→ **WHAT IS BEING ASKED**: Review the lines that follow and copy each one that contains the word "Clothing".

→ **DATASET EXCERPTS**:
──────

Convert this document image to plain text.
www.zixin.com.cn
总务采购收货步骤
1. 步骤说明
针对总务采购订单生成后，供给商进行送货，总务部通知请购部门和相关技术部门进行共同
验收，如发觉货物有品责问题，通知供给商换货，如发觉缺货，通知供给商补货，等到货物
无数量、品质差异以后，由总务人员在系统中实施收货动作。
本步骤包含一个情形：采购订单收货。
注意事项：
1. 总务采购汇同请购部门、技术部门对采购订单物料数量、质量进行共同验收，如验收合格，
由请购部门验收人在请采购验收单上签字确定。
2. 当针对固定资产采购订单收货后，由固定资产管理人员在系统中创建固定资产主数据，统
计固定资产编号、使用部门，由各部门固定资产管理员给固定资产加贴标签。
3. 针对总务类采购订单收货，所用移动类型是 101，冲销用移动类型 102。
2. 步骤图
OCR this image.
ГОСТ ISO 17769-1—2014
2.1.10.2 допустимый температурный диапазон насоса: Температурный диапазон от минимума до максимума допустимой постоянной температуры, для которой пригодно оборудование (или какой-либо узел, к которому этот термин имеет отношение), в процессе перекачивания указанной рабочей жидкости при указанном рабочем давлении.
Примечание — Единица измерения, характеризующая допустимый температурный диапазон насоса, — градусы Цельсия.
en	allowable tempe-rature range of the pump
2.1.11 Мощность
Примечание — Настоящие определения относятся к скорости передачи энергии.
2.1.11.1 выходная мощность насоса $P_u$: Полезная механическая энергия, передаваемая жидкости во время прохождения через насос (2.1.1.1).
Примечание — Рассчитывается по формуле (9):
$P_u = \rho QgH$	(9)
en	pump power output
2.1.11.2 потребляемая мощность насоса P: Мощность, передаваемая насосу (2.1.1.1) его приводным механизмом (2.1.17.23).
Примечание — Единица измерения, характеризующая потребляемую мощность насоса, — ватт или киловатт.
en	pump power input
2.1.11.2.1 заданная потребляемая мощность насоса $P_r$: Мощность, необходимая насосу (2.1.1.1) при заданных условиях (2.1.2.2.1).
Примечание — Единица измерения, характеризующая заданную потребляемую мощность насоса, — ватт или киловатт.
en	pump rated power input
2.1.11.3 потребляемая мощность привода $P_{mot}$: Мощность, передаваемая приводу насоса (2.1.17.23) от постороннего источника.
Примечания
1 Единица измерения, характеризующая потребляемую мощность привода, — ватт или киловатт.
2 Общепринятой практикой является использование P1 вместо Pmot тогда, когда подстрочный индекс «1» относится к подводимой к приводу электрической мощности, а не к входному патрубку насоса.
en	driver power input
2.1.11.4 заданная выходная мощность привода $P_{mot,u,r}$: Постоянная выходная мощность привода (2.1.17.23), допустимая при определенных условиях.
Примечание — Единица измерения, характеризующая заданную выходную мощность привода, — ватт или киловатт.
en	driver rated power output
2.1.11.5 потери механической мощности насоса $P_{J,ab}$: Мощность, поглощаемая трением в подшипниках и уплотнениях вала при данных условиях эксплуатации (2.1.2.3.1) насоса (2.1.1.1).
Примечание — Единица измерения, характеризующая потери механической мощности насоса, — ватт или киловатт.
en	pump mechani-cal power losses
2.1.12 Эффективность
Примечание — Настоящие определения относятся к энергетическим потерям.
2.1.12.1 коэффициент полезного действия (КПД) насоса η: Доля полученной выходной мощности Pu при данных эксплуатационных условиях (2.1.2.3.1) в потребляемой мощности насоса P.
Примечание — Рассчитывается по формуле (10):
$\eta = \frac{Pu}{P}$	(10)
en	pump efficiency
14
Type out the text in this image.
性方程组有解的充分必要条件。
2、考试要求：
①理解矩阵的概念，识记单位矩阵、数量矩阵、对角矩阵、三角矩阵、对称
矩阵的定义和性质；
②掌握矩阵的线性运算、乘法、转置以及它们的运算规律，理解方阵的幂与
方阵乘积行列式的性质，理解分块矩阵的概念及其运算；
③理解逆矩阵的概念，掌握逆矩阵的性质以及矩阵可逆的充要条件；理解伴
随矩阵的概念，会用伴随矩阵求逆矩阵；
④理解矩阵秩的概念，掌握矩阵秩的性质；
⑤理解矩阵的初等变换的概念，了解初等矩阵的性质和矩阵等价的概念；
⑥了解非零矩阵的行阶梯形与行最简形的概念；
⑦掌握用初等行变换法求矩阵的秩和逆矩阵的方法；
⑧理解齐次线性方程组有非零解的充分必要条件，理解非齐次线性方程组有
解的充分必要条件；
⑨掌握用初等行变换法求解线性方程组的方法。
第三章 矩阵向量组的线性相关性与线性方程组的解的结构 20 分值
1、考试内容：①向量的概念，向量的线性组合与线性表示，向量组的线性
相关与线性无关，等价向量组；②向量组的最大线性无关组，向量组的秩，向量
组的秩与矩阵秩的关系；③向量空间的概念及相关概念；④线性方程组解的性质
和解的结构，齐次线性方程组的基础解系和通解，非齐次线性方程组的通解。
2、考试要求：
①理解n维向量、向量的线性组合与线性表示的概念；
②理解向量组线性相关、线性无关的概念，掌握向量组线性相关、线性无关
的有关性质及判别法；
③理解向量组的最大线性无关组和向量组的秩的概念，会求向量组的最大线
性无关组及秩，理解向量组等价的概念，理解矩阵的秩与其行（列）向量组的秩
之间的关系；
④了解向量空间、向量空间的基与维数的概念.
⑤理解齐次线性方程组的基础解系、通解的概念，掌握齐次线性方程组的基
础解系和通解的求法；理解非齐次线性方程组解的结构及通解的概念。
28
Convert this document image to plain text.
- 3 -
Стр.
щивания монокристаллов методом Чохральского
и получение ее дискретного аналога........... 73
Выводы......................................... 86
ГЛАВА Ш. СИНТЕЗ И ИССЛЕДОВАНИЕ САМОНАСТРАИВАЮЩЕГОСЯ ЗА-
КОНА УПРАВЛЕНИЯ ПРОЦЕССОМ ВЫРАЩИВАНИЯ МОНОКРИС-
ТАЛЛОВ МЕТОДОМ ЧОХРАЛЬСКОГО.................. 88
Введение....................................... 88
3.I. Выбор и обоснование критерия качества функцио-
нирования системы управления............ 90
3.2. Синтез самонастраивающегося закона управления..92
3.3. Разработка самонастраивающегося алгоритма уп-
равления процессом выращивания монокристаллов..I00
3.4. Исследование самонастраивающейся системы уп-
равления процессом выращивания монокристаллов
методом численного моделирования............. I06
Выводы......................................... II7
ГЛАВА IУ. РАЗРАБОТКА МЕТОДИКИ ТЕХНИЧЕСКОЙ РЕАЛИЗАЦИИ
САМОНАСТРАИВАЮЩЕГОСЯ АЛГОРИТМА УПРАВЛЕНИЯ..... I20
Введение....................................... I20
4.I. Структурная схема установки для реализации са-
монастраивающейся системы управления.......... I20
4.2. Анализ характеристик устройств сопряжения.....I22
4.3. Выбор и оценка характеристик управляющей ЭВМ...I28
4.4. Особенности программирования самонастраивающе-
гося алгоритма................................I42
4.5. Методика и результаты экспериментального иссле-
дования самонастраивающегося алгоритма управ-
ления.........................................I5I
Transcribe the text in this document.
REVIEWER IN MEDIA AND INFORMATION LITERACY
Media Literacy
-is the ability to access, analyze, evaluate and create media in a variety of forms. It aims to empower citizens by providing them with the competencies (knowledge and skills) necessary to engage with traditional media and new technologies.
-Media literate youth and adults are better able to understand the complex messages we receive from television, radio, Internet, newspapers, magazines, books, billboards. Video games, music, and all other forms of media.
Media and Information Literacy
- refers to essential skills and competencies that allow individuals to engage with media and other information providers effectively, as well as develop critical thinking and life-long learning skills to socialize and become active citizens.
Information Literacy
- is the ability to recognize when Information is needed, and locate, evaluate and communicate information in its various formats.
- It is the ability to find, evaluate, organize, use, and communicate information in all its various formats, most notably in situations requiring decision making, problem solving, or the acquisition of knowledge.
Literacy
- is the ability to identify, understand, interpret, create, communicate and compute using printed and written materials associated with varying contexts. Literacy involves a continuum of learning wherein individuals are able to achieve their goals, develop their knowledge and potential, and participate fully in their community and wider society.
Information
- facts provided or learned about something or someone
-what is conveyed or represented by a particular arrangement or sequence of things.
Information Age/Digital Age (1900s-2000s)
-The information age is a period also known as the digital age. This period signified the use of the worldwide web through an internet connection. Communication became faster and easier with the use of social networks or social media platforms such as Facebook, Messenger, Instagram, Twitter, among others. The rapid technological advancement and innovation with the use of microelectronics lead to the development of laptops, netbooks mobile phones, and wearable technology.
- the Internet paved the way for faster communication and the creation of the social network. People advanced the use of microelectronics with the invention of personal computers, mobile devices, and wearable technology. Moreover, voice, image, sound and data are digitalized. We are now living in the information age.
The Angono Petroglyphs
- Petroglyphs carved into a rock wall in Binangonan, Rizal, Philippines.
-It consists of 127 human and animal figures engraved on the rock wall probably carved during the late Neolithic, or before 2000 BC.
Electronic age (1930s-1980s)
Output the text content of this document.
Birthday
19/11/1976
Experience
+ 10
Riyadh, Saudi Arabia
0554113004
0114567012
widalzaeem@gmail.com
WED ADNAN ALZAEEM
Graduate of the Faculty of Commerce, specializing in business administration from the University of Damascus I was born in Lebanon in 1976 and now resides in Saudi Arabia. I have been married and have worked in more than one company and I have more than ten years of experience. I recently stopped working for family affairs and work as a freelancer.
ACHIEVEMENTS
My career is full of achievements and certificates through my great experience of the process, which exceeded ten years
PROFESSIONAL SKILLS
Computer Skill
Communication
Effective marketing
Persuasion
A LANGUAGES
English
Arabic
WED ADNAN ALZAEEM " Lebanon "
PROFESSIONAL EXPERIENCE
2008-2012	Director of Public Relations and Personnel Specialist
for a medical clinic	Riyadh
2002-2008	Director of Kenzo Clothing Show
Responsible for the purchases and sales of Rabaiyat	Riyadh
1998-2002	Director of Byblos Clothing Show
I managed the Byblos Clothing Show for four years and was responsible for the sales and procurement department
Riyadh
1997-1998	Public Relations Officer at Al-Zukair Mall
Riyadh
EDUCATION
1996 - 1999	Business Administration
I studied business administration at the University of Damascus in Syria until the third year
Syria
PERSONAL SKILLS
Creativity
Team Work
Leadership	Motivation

──────

→ **RESPONSE TO THE TASK**:
2002-2008	Director of Kenzo Clothing Show
1998-2002	Director of Byblos Clothing Show
I managed the Byblos Clothing Show for four years and was responsible for the sales and procurement department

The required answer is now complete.